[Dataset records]
/---

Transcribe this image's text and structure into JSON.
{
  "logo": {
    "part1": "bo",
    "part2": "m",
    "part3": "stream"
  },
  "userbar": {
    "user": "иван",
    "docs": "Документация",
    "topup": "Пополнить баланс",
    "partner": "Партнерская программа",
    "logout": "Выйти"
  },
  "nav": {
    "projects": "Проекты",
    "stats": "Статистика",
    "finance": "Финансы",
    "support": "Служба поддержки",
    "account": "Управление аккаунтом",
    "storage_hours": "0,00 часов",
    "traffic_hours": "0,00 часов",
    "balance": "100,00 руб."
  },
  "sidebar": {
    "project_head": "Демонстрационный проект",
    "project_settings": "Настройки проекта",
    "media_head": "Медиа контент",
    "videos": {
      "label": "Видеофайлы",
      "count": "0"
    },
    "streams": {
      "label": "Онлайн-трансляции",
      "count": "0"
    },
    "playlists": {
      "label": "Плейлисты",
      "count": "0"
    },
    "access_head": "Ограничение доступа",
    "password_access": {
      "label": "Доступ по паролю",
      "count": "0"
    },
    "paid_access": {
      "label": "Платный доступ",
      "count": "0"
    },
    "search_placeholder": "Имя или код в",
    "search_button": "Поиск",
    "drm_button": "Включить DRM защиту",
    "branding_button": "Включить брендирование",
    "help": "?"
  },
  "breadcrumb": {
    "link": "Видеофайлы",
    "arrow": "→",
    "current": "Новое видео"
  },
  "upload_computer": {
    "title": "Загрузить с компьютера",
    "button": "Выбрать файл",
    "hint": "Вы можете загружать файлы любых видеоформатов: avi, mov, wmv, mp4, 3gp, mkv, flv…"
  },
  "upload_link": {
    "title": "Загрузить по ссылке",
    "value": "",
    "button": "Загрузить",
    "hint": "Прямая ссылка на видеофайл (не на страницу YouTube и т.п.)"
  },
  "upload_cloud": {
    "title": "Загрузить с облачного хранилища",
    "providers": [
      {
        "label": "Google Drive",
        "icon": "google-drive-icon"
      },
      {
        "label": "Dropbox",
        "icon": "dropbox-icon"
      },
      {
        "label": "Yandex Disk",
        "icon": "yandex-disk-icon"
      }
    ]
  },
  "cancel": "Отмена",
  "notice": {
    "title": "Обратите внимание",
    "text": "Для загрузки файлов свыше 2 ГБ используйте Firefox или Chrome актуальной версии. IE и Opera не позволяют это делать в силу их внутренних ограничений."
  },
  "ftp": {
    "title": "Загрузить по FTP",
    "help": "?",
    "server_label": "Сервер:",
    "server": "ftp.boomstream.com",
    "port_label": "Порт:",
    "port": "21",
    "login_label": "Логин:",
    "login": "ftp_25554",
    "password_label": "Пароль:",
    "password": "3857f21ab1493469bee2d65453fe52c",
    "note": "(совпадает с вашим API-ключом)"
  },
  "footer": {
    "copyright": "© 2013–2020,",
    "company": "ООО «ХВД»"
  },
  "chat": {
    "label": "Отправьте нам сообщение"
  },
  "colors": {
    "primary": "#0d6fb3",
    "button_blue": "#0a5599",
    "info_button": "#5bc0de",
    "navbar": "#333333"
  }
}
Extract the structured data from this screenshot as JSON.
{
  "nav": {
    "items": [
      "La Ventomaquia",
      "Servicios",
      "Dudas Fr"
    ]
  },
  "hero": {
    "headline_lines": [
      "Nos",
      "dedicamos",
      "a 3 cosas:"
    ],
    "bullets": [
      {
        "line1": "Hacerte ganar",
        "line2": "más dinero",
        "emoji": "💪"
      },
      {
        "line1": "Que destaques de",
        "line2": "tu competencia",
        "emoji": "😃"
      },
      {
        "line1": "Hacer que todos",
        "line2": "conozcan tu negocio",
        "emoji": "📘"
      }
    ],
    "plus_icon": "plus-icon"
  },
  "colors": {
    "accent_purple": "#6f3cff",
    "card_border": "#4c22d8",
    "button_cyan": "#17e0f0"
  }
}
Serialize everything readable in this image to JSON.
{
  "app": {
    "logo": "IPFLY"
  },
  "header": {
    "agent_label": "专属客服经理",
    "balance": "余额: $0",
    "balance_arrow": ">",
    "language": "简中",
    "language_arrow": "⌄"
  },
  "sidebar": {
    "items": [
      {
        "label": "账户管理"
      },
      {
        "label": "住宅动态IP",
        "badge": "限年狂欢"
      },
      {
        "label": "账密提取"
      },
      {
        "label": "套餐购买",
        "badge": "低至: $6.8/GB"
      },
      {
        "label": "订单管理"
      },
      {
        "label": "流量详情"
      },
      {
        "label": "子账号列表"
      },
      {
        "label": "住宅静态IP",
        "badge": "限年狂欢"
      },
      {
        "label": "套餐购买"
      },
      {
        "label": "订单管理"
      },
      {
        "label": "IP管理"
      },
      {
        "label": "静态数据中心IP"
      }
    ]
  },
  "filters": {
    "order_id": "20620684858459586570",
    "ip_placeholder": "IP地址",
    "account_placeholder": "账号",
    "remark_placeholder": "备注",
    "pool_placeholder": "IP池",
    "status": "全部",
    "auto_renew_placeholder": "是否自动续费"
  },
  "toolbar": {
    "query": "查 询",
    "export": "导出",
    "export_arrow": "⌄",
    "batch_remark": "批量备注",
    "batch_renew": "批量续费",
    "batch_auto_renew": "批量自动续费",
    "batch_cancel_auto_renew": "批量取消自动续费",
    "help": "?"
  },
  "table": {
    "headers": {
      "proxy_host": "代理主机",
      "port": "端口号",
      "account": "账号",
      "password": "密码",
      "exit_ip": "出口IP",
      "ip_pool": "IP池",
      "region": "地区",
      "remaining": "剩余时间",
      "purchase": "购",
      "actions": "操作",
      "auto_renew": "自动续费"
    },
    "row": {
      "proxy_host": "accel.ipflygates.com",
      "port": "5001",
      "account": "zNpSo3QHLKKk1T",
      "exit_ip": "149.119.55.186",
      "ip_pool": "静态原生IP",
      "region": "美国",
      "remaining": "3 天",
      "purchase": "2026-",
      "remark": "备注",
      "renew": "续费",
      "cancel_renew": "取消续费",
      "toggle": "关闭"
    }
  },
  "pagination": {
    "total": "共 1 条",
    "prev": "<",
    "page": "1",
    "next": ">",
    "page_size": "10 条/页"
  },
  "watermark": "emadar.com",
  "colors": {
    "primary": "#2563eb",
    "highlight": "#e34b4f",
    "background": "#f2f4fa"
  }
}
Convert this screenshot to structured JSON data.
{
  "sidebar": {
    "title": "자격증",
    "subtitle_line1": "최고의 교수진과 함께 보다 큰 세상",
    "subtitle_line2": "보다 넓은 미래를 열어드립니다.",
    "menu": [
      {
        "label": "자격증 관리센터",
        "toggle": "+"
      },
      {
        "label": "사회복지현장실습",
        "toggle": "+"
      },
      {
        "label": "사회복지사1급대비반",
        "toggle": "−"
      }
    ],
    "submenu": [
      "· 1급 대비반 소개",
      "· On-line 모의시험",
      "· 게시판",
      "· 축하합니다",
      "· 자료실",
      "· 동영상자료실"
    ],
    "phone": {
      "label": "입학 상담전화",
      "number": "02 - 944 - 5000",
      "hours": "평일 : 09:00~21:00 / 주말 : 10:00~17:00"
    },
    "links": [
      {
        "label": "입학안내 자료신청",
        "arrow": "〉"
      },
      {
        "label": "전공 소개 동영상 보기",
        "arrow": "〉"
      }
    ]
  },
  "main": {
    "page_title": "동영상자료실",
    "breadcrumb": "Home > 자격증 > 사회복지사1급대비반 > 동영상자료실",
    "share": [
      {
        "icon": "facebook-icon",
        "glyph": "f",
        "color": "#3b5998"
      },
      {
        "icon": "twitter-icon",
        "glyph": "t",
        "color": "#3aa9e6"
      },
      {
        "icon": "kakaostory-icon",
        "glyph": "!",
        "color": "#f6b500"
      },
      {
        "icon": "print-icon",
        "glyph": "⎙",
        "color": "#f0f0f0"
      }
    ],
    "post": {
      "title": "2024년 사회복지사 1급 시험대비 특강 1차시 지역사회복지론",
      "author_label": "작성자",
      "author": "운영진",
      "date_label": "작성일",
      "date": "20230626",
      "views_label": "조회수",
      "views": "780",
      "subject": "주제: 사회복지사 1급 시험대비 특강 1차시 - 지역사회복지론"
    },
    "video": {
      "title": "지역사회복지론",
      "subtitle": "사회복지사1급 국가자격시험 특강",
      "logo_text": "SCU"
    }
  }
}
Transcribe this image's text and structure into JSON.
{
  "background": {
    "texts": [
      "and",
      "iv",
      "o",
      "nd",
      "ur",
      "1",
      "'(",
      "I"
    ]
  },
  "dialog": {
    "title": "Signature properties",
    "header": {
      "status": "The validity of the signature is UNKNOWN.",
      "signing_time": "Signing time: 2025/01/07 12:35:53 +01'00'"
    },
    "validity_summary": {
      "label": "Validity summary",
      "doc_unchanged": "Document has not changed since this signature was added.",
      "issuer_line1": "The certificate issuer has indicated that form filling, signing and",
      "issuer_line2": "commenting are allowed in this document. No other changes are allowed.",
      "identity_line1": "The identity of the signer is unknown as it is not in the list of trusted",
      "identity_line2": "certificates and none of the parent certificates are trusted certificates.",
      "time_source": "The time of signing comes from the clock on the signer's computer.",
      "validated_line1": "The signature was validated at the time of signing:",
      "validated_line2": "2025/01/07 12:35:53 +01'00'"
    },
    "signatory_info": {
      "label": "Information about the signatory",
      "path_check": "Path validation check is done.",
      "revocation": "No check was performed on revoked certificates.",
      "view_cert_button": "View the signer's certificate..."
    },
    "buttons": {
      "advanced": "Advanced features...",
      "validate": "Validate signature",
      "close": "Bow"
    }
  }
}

\---

▶ _Work to complete_:
The answer must consist solely of the number of lines in the entries that contain the word "time".

▶ _Solved problem_:
3